[Data records]:
------------------------------------------------

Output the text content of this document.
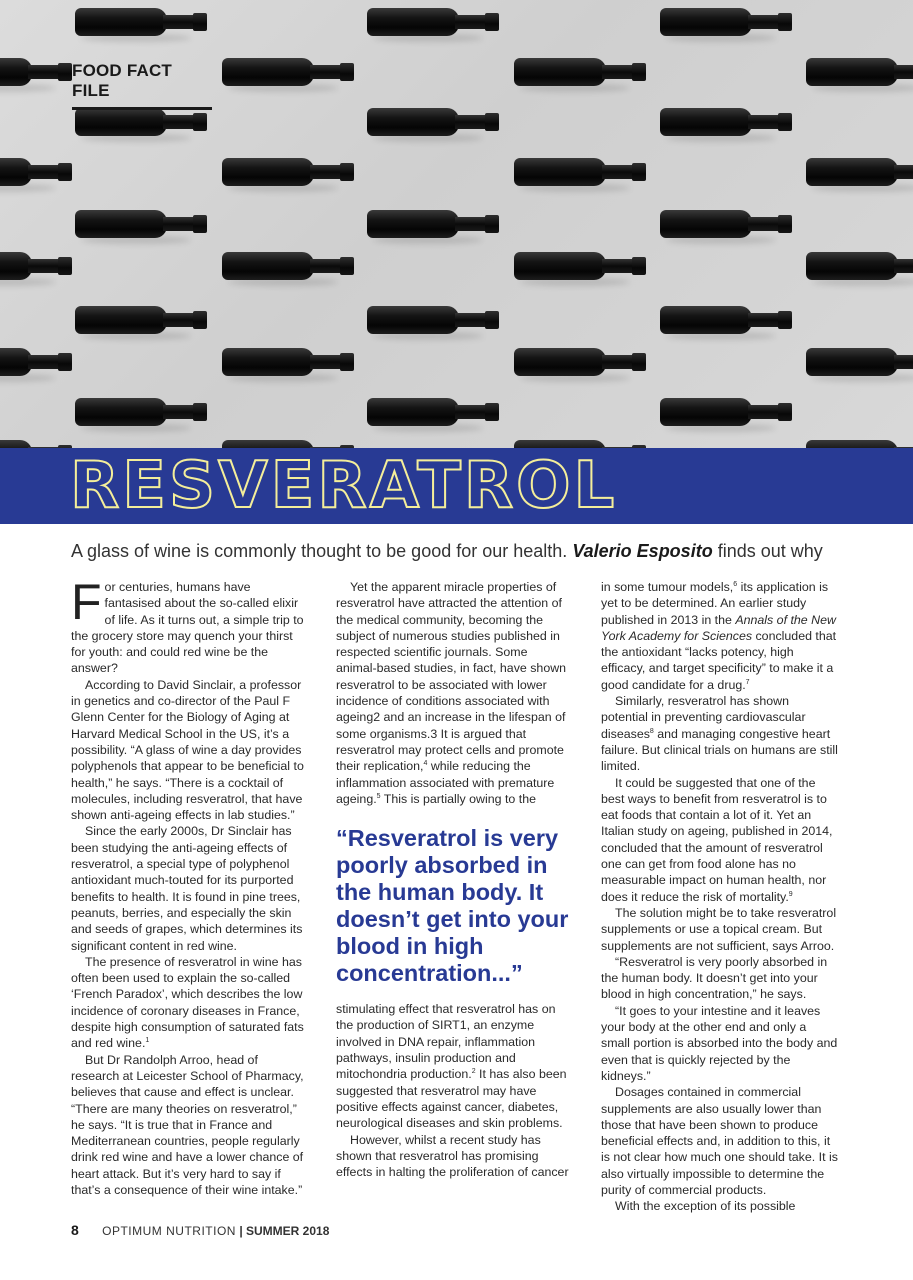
FOOD FACT FILE
RESVERATROL
A glass of wine is commonly thought to be good for our health. Valerio Esposito finds out why

For centuries, humans have fantasised about the so-called elixir of life. As it turns out, a simple trip to the grocery store may quench your thirst for youth: and could red wine be the answer?

According to David Sinclair, a professor in genetics and co-director of the Paul F Glenn Center for the Biology of Aging at Harvard Medical School in the US, it’s a possibility. “A glass of wine a day provides polyphenols that appear to be beneficial to health,” he says. “There is a cocktail of molecules, including resveratrol, that have shown anti-ageing effects in lab studies.”

Since the early 2000s, Dr Sinclair has been studying the anti-ageing effects of resveratrol, a special type of polyphenol antioxidant much-touted for its purported benefits to health. It is found in pine trees, peanuts, berries, and especially the skin and seeds of grapes, which determines its significant content in red wine.

The presence of resveratrol in wine has often been used to explain the so-called ‘French Paradox’, which describes the low incidence of coronary diseases in France, despite high consumption of saturated fats and red wine.$^1$

But Dr Randolph Arroo, head of research at Leicester School of Pharmacy, believes that cause and effect is unclear. “There are many theories on resveratrol,” he says. “It is true that in France and Mediterranean countries, people regularly drink red wine and have a lower chance of heart attack. But it’s very hard to say if that’s a consequence of their wine intake.”

Yet the apparent miracle properties of resveratrol have attracted the attention of the medical community, becoming the subject of numerous studies published in respected scientific journals. Some animal-based studies, in fact, have shown resveratrol to be associated with lower incidence of conditions associated with ageing2 and an increase in the lifespan of some organisms.3 It is argued that resveratrol may protect cells and promote their replication,$^4$ while reducing the inflammation associated with premature ageing.$^5$ This is partially owing to the

“Resveratrol is very poorly absorbed in the human body. It doesn’t get into your blood in high concentration...”

stimulating effect that resveratrol has on the production of SIRT1, an enzyme involved in DNA repair, inflammation pathways, insulin production and mitochondria production.$^2$ It has also been suggested that resveratrol may have positive effects against cancer, diabetes, neurological diseases and skin problems.

However, whilst a recent study has shown that resveratrol has promising effects in halting the proliferation of cancer

in some tumour models,$^6$ its application is yet to be determined. An earlier study published in 2013 in the Annals of the New York Academy for Sciences concluded that the antioxidant “lacks potency, high efficacy, and target specificity” to make it a good candidate for a drug.$^7$

Similarly, resveratrol has shown potential in preventing cardiovascular diseases$^8$ and managing congestive heart failure. But clinical trials on humans are still limited.

It could be suggested that one of the best ways to benefit from resveratrol is to eat foods that contain a lot of it. Yet an Italian study on ageing, published in 2014, concluded that the amount of resveratrol one can get from food alone has no measurable impact on human health, nor does it reduce the risk of mortality.$^9$

The solution might be to take resveratrol supplements or use a topical cream. But supplements are not sufficient, says Arroo.

“Resveratrol is very poorly absorbed in the human body. It doesn’t get into your blood in high concentration,” he says.

“It goes to your intestine and it leaves your body at the other end and only a small portion is absorbed into the body and even that is quickly rejected by the kidneys.”

Dosages contained in commercial supplements are also usually lower than those that have been shown to produce beneficial effects and, in addition to this, it is not clear how much one should take. It is also virtually impossible to determine the purity of commercial products.

With the exception of its possible

8 OPTIMUM NUTRITION | SUMMER 2018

------------------------------------------------

[Try it]:
Tally the lines of the entries that include the word "absorbed" and give only the total.

[Written solution]:
3